### Problem statement
For every record, give an exact copy that has no pictures in it.

### Given data
..........

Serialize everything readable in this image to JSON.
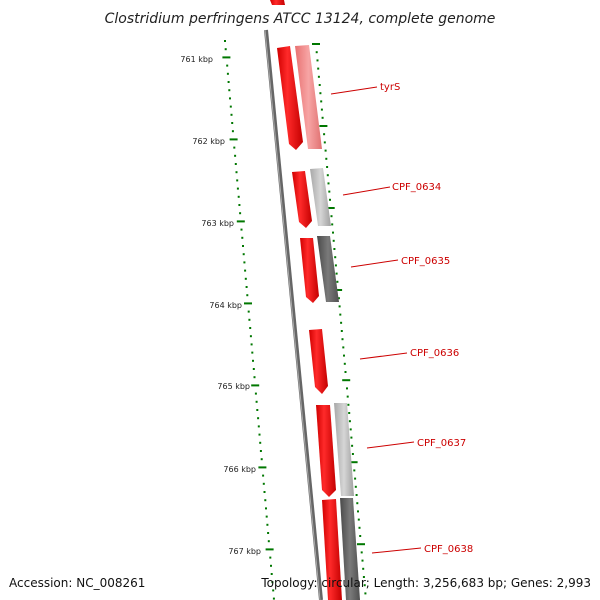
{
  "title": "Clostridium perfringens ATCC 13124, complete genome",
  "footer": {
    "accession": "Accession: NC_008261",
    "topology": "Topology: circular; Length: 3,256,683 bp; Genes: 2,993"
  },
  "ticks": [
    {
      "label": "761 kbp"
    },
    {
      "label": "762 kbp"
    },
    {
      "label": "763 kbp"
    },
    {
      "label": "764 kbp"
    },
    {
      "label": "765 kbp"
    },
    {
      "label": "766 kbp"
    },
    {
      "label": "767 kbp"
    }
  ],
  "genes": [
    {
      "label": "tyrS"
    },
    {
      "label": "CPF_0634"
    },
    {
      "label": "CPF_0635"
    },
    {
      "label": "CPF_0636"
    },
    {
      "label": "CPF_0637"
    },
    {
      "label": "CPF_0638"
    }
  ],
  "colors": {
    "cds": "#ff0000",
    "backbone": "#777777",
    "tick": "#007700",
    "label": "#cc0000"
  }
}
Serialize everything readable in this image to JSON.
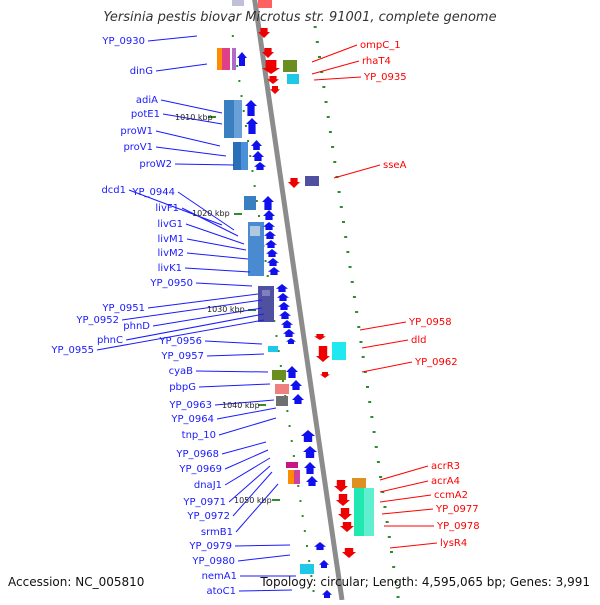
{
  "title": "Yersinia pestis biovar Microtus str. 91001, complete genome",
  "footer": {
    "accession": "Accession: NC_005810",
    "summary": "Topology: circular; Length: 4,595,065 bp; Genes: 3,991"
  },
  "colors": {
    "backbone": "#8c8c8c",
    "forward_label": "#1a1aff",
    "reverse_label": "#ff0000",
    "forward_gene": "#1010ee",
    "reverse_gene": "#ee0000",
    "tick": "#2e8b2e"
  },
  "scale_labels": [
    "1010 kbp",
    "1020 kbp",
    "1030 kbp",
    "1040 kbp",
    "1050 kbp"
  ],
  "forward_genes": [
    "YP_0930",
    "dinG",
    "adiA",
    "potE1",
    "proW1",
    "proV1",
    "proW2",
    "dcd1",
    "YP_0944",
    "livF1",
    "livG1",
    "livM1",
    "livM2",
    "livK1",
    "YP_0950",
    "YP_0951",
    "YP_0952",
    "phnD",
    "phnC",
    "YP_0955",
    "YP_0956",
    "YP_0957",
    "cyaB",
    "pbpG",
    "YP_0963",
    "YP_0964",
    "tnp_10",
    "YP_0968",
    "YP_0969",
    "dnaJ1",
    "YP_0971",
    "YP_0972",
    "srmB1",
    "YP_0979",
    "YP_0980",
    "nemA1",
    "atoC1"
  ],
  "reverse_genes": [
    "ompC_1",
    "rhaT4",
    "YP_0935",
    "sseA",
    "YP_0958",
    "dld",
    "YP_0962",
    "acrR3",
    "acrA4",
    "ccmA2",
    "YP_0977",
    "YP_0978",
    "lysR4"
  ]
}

..........

### Task response
Serialize everything readable in this image to JSON.
{
  "title": "Clostridium perfringens ATCC 13124, complete genome",
  "footer": {
    "accession": "Accession: NC_008261",
    "topology": "Topology: circular; Length: 3,256,683 bp; Genes: 2,993"
  },
  "ticks": [
    {
      "label": "761 kbp"
    },
    {
      "label": "762 kbp"
    },
    {
      "label": "763 kbp"
    },
    {
      "label": "764 kbp"
    },
    {
      "label": "765 kbp"
    },
    {
      "label": "766 kbp"
    },
    {
      "label": "767 kbp"
    }
  ],
  "genes": [
    {
      "label": "tyrS"
    },
    {
      "label": "CPF_0634"
    },
    {
      "label": "CPF_0635"
    },
    {
      "label": "CPF_0636"
    },
    {
      "label": "CPF_0637"
    },
    {
      "label": "CPF_0638"
    }
  ],
  "colors": {
    "cds": "#ff0000",
    "backbone": "#777777",
    "tick": "#007700",
    "label": "#cc0000"
  }
}
Serialize everything readable in this image to JSON.
{
  "title": "Yersinia pestis biovar Microtus str. 91001, complete genome",
  "footer": {
    "accession": "Accession: NC_005810",
    "summary": "Topology: circular; Length: 4,595,065 bp; Genes: 3,991"
  },
  "colors": {
    "backbone": "#8c8c8c",
    "forward_label": "#1a1aff",
    "reverse_label": "#ff0000",
    "forward_gene": "#1010ee",
    "reverse_gene": "#ee0000",
    "tick": "#2e8b2e"
  },
  "scale_labels": [
    "1010 kbp",
    "1020 kbp",
    "1030 kbp",
    "1040 kbp",
    "1050 kbp"
  ],
  "forward_genes": [
    "YP_0930",
    "dinG",
    "adiA",
    "potE1",
    "proW1",
    "proV1",
    "proW2",
    "dcd1",
    "YP_0944",
    "livF1",
    "livG1",
    "livM1",
    "livM2",
    "livK1",
    "YP_0950",
    "YP_0951",
    "YP_0952",
    "phnD",
    "phnC",
    "YP_0955",
    "YP_0956",
    "YP_0957",
    "cyaB",
    "pbpG",
    "YP_0963",
    "YP_0964",
    "tnp_10",
    "YP_0968",
    "YP_0969",
    "dnaJ1",
    "YP_0971",
    "YP_0972",
    "srmB1",
    "YP_0979",
    "YP_0980",
    "nemA1",
    "atoC1"
  ],
  "reverse_genes": [
    "ompC_1",
    "rhaT4",
    "YP_0935",
    "sseA",
    "YP_0958",
    "dld",
    "YP_0962",
    "acrR3",
    "acrA4",
    "ccmA2",
    "YP_0977",
    "YP_0978",
    "lysR4"
  ]
}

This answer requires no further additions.